## [Data for this task]
'''

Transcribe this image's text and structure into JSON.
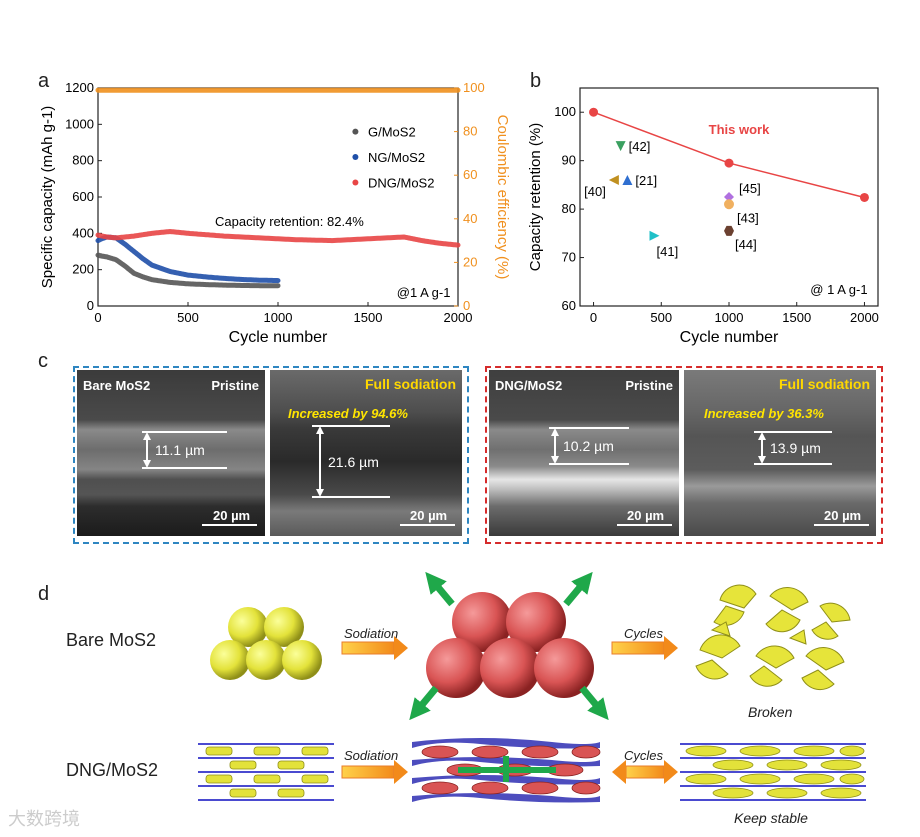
{
  "panel_labels": {
    "a": "a",
    "b": "b",
    "c": "c",
    "d": "d"
  },
  "chart_data": [
    {
      "type": "scatter",
      "panel": "a",
      "xlabel": "Cycle number",
      "ylabel": "Specific capacity (mAh g-1)",
      "ylabel2": "Coulombic efficiency (%)",
      "xlim": [
        0,
        2000
      ],
      "ylim": [
        0,
        1200
      ],
      "y2lim": [
        0,
        100
      ],
      "x_ticks": [
        0,
        500,
        1000,
        1500,
        2000
      ],
      "y_ticks": [
        0,
        200,
        400,
        600,
        800,
        1000,
        1200
      ],
      "y2_ticks": [
        0,
        20,
        40,
        60,
        80,
        100
      ],
      "annotation": "Capacity retention: 82.4%",
      "rate_label": "@1 A g-1",
      "legend": [
        "G/MoS2",
        "NG/MoS2",
        "DNG/MoS2"
      ],
      "series": [
        {
          "name": "G/MoS2",
          "color": "#555555",
          "x": [
            0,
            20,
            50,
            100,
            150,
            200,
            250,
            300,
            400,
            500,
            600,
            700,
            800,
            900,
            1000
          ],
          "y": [
            280,
            275,
            270,
            255,
            220,
            180,
            160,
            145,
            130,
            122,
            118,
            115,
            113,
            112,
            112
          ]
        },
        {
          "name": "NG/MoS2",
          "color": "#1f4fa8",
          "x": [
            0,
            20,
            50,
            100,
            150,
            200,
            250,
            300,
            400,
            500,
            600,
            700,
            800,
            900,
            1000
          ],
          "y": [
            360,
            370,
            380,
            375,
            340,
            300,
            260,
            225,
            190,
            170,
            160,
            152,
            146,
            142,
            140
          ]
        },
        {
          "name": "DNG/MoS2",
          "color": "#e84545",
          "x": [
            0,
            50,
            100,
            200,
            300,
            400,
            500,
            700,
            900,
            1100,
            1300,
            1500,
            1700,
            1800,
            1900,
            2000
          ],
          "y": [
            390,
            380,
            375,
            385,
            400,
            410,
            400,
            385,
            375,
            365,
            360,
            370,
            380,
            360,
            345,
            335
          ]
        },
        {
          "name": "Coulombic efficiency",
          "color": "#f0901e",
          "x": [
            0,
            250,
            500,
            750,
            1000,
            1250,
            1500,
            1750,
            2000
          ],
          "y": [
            99,
            99,
            99,
            99,
            99,
            99,
            99,
            99,
            99
          ]
        }
      ]
    },
    {
      "type": "scatter",
      "panel": "b",
      "xlabel": "Cycle number",
      "ylabel": "Capacity retention (%)",
      "xlim": [
        -100,
        2100
      ],
      "ylim": [
        60,
        105
      ],
      "x_ticks": [
        0,
        500,
        1000,
        1500,
        2000
      ],
      "y_ticks": [
        60,
        70,
        80,
        90,
        100
      ],
      "rate_label": "@ 1 A g-1",
      "this_work_label": "This work",
      "this_work": {
        "x": [
          0,
          1000,
          2000
        ],
        "y": [
          100,
          89.5,
          82.4
        ],
        "color": "#e84545"
      },
      "refs": [
        {
          "label": "[42]",
          "x": 200,
          "y": 93,
          "color": "#3aa060",
          "marker": "tri-down"
        },
        {
          "label": "[21]",
          "x": 250,
          "y": 86,
          "color": "#2f6fd0",
          "marker": "tri-up"
        },
        {
          "label": "[40]",
          "x": 150,
          "y": 86,
          "color": "#c09020",
          "marker": "tri-left"
        },
        {
          "label": "[41]",
          "x": 450,
          "y": 74.5,
          "color": "#20c0c8",
          "marker": "tri-right"
        },
        {
          "label": "[45]",
          "x": 1000,
          "y": 82.5,
          "color": "#b070e0",
          "marker": "diamond"
        },
        {
          "label": "[43]",
          "x": 1000,
          "y": 81,
          "color": "#f0b060",
          "marker": "circle"
        },
        {
          "label": "[44]",
          "x": 1000,
          "y": 75.5,
          "color": "#6b4030",
          "marker": "hexagon"
        }
      ]
    }
  ],
  "sem": {
    "bare": {
      "title": "Bare MoS2",
      "pristine": "Pristine",
      "full": "Full sodiation",
      "increase": "Increased by 94.6%",
      "t1": "11.1 µm",
      "t2": "21.6 µm",
      "scale": "20 µm"
    },
    "dng": {
      "title": "DNG/MoS2",
      "pristine": "Pristine",
      "full": "Full sodiation",
      "increase": "Increased by 36.3%",
      "t1": "10.2 µm",
      "t2": "13.9 µm",
      "scale": "20 µm"
    }
  },
  "schematic": {
    "bare_label": "Bare MoS2",
    "dng_label": "DNG/MoS2",
    "sodiation": "Sodiation",
    "cycles": "Cycles",
    "broken": "Broken",
    "keep_stable": "Keep stable"
  },
  "watermark": "大数跨境"
}
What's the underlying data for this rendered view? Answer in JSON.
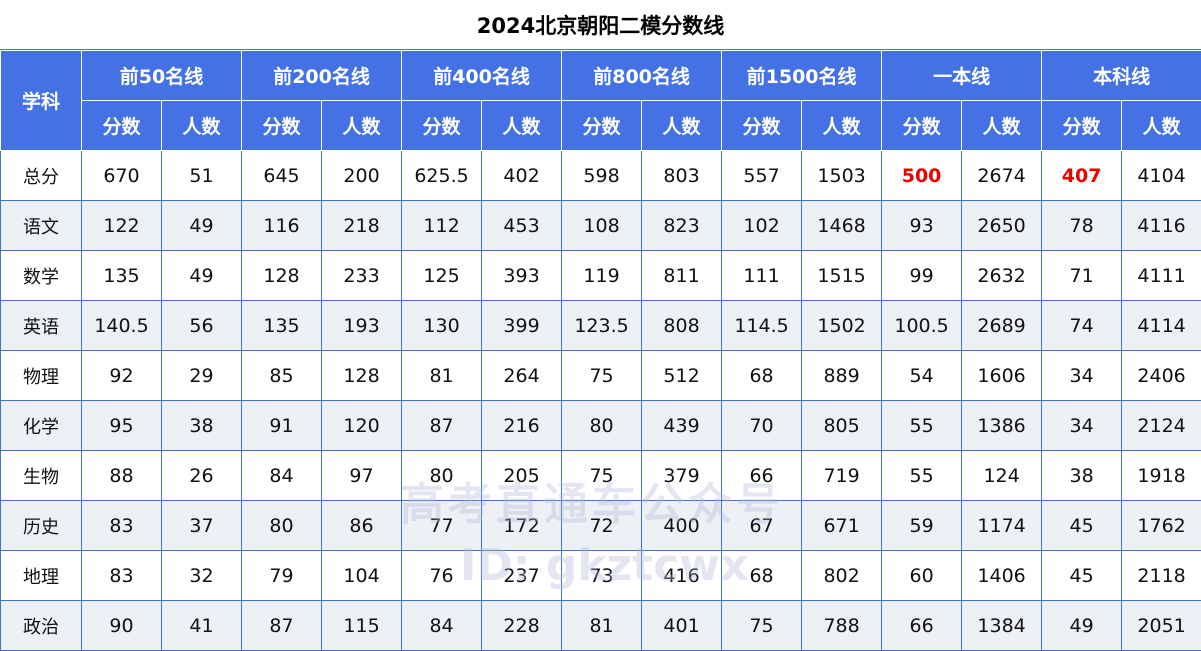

'''

## [Prompt]
Leave out the pictures and copy everything else in the records word for word.

## [Complete response]
Transcribe this image's text and structure into JSON.
{
  "panel_labels": {
    "a": "a",
    "b": "b",
    "c": "c",
    "d": "d"
  },
  "chart_data": [
    {
      "type": "scatter",
      "panel": "a",
      "xlabel": "Cycle number",
      "ylabel": "Specific capacity (mAh g-1)",
      "ylabel2": "Coulombic efficiency (%)",
      "xlim": [
        0,
        2000
      ],
      "ylim": [
        0,
        1200
      ],
      "y2lim": [
        0,
        100
      ],
      "x_ticks": [
        0,
        500,
        1000,
        1500,
        2000
      ],
      "y_ticks": [
        0,
        200,
        400,
        600,
        800,
        1000,
        1200
      ],
      "y2_ticks": [
        0,
        20,
        40,
        60,
        80,
        100
      ],
      "annotation": "Capacity retention: 82.4%",
      "rate_label": "@1 A g-1",
      "legend": [
        "G/MoS2",
        "NG/MoS2",
        "DNG/MoS2"
      ],
      "series": [
        {
          "name": "G/MoS2",
          "color": "#555555",
          "x": [
            0,
            20,
            50,
            100,
            150,
            200,
            250,
            300,
            400,
            500,
            600,
            700,
            800,
            900,
            1000
          ],
          "y": [
            280,
            275,
            270,
            255,
            220,
            180,
            160,
            145,
            130,
            122,
            118,
            115,
            113,
            112,
            112
          ]
        },
        {
          "name": "NG/MoS2",
          "color": "#1f4fa8",
          "x": [
            0,
            20,
            50,
            100,
            150,
            200,
            250,
            300,
            400,
            500,
            600,
            700,
            800,
            900,
            1000
          ],
          "y": [
            360,
            370,
            380,
            375,
            340,
            300,
            260,
            225,
            190,
            170,
            160,
            152,
            146,
            142,
            140
          ]
        },
        {
          "name": "DNG/MoS2",
          "color": "#e84545",
          "x": [
            0,
            50,
            100,
            200,
            300,
            400,
            500,
            700,
            900,
            1100,
            1300,
            1500,
            1700,
            1800,
            1900,
            2000
          ],
          "y": [
            390,
            380,
            375,
            385,
            400,
            410,
            400,
            385,
            375,
            365,
            360,
            370,
            380,
            360,
            345,
            335
          ]
        },
        {
          "name": "Coulombic efficiency",
          "color": "#f0901e",
          "x": [
            0,
            250,
            500,
            750,
            1000,
            1250,
            1500,
            1750,
            2000
          ],
          "y": [
            99,
            99,
            99,
            99,
            99,
            99,
            99,
            99,
            99
          ]
        }
      ]
    },
    {
      "type": "scatter",
      "panel": "b",
      "xlabel": "Cycle number",
      "ylabel": "Capacity retention (%)",
      "xlim": [
        -100,
        2100
      ],
      "ylim": [
        60,
        105
      ],
      "x_ticks": [
        0,
        500,
        1000,
        1500,
        2000
      ],
      "y_ticks": [
        60,
        70,
        80,
        90,
        100
      ],
      "rate_label": "@ 1 A g-1",
      "this_work_label": "This work",
      "this_work": {
        "x": [
          0,
          1000,
          2000
        ],
        "y": [
          100,
          89.5,
          82.4
        ],
        "color": "#e84545"
      },
      "refs": [
        {
          "label": "[42]",
          "x": 200,
          "y": 93,
          "color": "#3aa060",
          "marker": "tri-down"
        },
        {
          "label": "[21]",
          "x": 250,
          "y": 86,
          "color": "#2f6fd0",
          "marker": "tri-up"
        },
        {
          "label": "[40]",
          "x": 150,
          "y": 86,
          "color": "#c09020",
          "marker": "tri-left"
        },
        {
          "label": "[41]",
          "x": 450,
          "y": 74.5,
          "color": "#20c0c8",
          "marker": "tri-right"
        },
        {
          "label": "[45]",
          "x": 1000,
          "y": 82.5,
          "color": "#b070e0",
          "marker": "diamond"
        },
        {
          "label": "[43]",
          "x": 1000,
          "y": 81,
          "color": "#f0b060",
          "marker": "circle"
        },
        {
          "label": "[44]",
          "x": 1000,
          "y": 75.5,
          "color": "#6b4030",
          "marker": "hexagon"
        }
      ]
    }
  ],
  "sem": {
    "bare": {
      "title": "Bare MoS2",
      "pristine": "Pristine",
      "full": "Full sodiation",
      "increase": "Increased by 94.6%",
      "t1": "11.1 µm",
      "t2": "21.6 µm",
      "scale": "20 µm"
    },
    "dng": {
      "title": "DNG/MoS2",
      "pristine": "Pristine",
      "full": "Full sodiation",
      "increase": "Increased by 36.3%",
      "t1": "10.2 µm",
      "t2": "13.9 µm",
      "scale": "20 µm"
    }
  },
  "schematic": {
    "bare_label": "Bare MoS2",
    "dng_label": "DNG/MoS2",
    "sodiation": "Sodiation",
    "cycles": "Cycles",
    "broken": "Broken",
    "keep_stable": "Keep stable"
  },
  "watermark": "大数跨境"
}
What's the underlying data for this rendered view? Answer in JSON.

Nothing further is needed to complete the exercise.